■ **Problem to solve**
Write out every record below exactly as it appears.

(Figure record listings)
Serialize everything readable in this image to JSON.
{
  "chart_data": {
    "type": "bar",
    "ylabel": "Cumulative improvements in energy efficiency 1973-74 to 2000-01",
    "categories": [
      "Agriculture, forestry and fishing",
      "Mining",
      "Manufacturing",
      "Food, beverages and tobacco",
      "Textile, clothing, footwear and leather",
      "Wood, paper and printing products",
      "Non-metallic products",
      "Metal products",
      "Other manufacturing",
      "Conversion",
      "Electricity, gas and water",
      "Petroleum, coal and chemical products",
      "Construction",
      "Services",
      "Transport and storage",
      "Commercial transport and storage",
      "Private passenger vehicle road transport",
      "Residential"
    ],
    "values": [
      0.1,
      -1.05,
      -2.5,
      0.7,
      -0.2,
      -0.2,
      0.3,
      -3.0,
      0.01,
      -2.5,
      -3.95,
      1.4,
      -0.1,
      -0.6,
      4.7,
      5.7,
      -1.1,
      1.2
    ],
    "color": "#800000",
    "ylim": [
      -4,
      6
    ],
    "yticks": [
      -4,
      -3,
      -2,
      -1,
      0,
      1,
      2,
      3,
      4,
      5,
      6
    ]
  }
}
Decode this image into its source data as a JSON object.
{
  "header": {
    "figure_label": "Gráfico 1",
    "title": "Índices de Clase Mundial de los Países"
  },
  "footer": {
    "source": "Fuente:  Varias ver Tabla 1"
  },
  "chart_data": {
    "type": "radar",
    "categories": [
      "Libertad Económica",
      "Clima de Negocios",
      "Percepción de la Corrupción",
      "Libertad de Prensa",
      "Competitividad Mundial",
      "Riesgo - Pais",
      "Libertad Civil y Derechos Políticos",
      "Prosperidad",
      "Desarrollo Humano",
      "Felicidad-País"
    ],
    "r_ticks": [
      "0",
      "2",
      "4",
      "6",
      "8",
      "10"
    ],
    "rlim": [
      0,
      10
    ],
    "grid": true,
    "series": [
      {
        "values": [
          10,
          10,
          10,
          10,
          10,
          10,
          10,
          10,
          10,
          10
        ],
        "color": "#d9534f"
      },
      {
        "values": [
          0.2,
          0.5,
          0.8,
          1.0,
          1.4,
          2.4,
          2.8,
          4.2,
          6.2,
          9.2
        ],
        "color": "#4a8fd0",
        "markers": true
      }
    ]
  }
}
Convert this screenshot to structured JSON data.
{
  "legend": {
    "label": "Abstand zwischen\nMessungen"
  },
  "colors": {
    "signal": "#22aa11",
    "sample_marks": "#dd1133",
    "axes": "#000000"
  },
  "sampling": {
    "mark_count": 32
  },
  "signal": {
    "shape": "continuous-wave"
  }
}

■ **Final result**
Serialize everything readable in this image to JSON.
{
  "chart_data": {
    "type": "bar",
    "ylabel": "Cumulative improvements in energy efficiency 1973-74 to 2000-01",
    "categories": [
      "Agriculture, forestry and fishing",
      "Mining",
      "Manufacturing",
      "Food, beverages and tobacco",
      "Textile, clothing, footwear and leather",
      "Wood, paper and printing products",
      "Non-metallic products",
      "Metal products",
      "Other manufacturing",
      "Conversion",
      "Electricity, gas and water",
      "Petroleum, coal and chemical products",
      "Construction",
      "Services",
      "Transport and storage",
      "Commercial transport and storage",
      "Private passenger vehicle road transport",
      "Residential"
    ],
    "values": [
      0.1,
      -1.05,
      -2.5,
      0.7,
      -0.2,
      -0.2,
      0.3,
      -3.0,
      0.01,
      -2.5,
      -3.95,
      1.4,
      -0.1,
      -0.6,
      4.7,
      5.7,
      -1.1,
      1.2
    ],
    "color": "#800000",
    "ylim": [
      -4,
      6
    ],
    "yticks": [
      -4,
      -3,
      -2,
      -1,
      0,
      1,
      2,
      3,
      4,
      5,
      6
    ]
  }
}
Decode this image into its source data as a JSON object.
{
  "header": {
    "figure_label": "Gráfico 1",
    "title": "Índices de Clase Mundial de los Países"
  },
  "footer": {
    "source": "Fuente:  Varias ver Tabla 1"
  },
  "chart_data": {
    "type": "radar",
    "categories": [
      "Libertad Económica",
      "Clima de Negocios",
      "Percepción de la Corrupción",
      "Libertad de Prensa",
      "Competitividad Mundial",
      "Riesgo - Pais",
      "Libertad Civil y Derechos Políticos",
      "Prosperidad",
      "Desarrollo Humano",
      "Felicidad-País"
    ],
    "r_ticks": [
      "0",
      "2",
      "4",
      "6",
      "8",
      "10"
    ],
    "rlim": [
      0,
      10
    ],
    "grid": true,
    "series": [
      {
        "values": [
          10,
          10,
          10,
          10,
          10,
          10,
          10,
          10,
          10,
          10
        ],
        "color": "#d9534f"
      },
      {
        "values": [
          0.2,
          0.5,
          0.8,
          1.0,
          1.4,
          2.4,
          2.8,
          4.2,
          6.2,
          9.2
        ],
        "color": "#4a8fd0",
        "markers": true
      }
    ]
  }
}
Convert this screenshot to structured JSON data.
{
  "legend": {
    "label": "Abstand zwischen\nMessungen"
  },
  "colors": {
    "signal": "#22aa11",
    "sample_marks": "#dd1133",
    "axes": "#000000"
  },
  "sampling": {
    "mark_count": 32
  },
  "signal": {
    "shape": "continuous-wave"
  }
}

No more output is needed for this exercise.